** Start of DATA SUPPLIED **

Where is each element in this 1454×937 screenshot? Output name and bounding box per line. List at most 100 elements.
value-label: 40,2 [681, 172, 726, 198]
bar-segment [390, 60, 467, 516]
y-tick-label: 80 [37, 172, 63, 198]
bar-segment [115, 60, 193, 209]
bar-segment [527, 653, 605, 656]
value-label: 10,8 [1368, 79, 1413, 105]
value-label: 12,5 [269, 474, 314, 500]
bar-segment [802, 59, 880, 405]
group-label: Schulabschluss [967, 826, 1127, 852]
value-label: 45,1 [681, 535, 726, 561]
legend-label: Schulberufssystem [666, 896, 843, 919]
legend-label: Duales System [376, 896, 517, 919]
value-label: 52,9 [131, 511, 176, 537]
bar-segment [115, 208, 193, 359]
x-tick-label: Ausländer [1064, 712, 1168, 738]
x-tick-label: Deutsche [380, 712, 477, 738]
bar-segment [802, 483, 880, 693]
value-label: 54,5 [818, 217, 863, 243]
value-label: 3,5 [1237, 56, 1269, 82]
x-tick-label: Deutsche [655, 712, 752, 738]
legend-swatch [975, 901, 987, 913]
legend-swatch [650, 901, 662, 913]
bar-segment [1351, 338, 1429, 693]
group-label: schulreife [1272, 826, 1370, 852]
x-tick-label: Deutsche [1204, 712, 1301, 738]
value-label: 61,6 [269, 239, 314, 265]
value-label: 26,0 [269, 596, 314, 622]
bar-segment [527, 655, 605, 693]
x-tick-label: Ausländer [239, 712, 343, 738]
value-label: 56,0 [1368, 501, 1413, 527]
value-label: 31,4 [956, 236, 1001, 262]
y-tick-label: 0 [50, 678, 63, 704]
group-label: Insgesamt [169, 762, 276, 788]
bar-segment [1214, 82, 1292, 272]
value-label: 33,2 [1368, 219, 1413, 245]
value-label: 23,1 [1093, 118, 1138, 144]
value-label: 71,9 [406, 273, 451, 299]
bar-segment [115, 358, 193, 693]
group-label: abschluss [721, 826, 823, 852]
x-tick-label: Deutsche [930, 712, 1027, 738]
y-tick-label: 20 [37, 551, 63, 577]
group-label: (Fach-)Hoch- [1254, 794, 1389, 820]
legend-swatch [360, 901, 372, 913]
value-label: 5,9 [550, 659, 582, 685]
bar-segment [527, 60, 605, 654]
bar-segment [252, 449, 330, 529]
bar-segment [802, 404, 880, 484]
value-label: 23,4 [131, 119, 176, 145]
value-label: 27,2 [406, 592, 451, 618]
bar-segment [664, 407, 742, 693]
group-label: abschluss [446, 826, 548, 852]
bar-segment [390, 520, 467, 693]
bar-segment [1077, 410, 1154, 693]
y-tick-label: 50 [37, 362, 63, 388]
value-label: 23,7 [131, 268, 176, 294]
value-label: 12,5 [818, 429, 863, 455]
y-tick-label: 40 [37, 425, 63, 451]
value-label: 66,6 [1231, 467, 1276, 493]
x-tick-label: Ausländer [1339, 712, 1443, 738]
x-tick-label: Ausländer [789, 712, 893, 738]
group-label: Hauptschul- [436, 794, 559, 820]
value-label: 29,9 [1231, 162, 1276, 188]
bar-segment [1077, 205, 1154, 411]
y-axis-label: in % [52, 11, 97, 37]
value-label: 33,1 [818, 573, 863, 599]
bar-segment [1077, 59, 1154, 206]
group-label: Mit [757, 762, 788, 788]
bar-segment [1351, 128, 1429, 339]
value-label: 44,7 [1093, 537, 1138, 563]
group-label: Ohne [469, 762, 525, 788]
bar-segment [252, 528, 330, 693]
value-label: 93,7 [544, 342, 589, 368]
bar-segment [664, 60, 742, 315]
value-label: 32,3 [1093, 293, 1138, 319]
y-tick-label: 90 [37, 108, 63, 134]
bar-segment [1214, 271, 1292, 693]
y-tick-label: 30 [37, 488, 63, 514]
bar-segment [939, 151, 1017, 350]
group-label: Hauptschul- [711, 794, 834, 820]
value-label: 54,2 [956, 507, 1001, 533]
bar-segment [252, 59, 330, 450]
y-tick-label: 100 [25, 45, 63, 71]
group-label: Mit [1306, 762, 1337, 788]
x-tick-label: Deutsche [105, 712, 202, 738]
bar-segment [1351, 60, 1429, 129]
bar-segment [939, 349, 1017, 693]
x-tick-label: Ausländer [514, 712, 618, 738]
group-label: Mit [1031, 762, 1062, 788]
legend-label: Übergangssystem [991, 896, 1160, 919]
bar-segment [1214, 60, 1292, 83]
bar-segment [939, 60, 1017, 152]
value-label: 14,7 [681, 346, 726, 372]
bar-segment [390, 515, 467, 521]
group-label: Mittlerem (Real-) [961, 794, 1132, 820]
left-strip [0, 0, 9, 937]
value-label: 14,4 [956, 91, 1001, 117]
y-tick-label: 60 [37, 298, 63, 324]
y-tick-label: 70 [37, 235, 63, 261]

** End of DATA SUPPLIED **

__WRITTEN REQUEST__
Please format the lines as a numbered list, beginning with the first line and stopping after the line that contains "value-label: 45,1 [681, 535, 726, 561]", with any blank lines omitted.

__OUTPUT BELOW__
1. Where is each element in this 1454×937 screenshot? Output name and bounding box per line. List at most 100 elements.
2. value-label: 40,2 [681, 172, 726, 198]
3. bar-segment [390, 60, 467, 516]
4. y-tick-label: 80 [37, 172, 63, 198]
5. bar-segment [115, 60, 193, 209]
6. bar-segment [527, 653, 605, 656]
7. value-label: 10,8 [1368, 79, 1413, 105]
8. value-label: 12,5 [269, 474, 314, 500]
9. bar-segment [802, 59, 880, 405]
10. group-label: Schulabschluss [967, 826, 1127, 852]
11. value-label: 45,1 [681, 535, 726, 561]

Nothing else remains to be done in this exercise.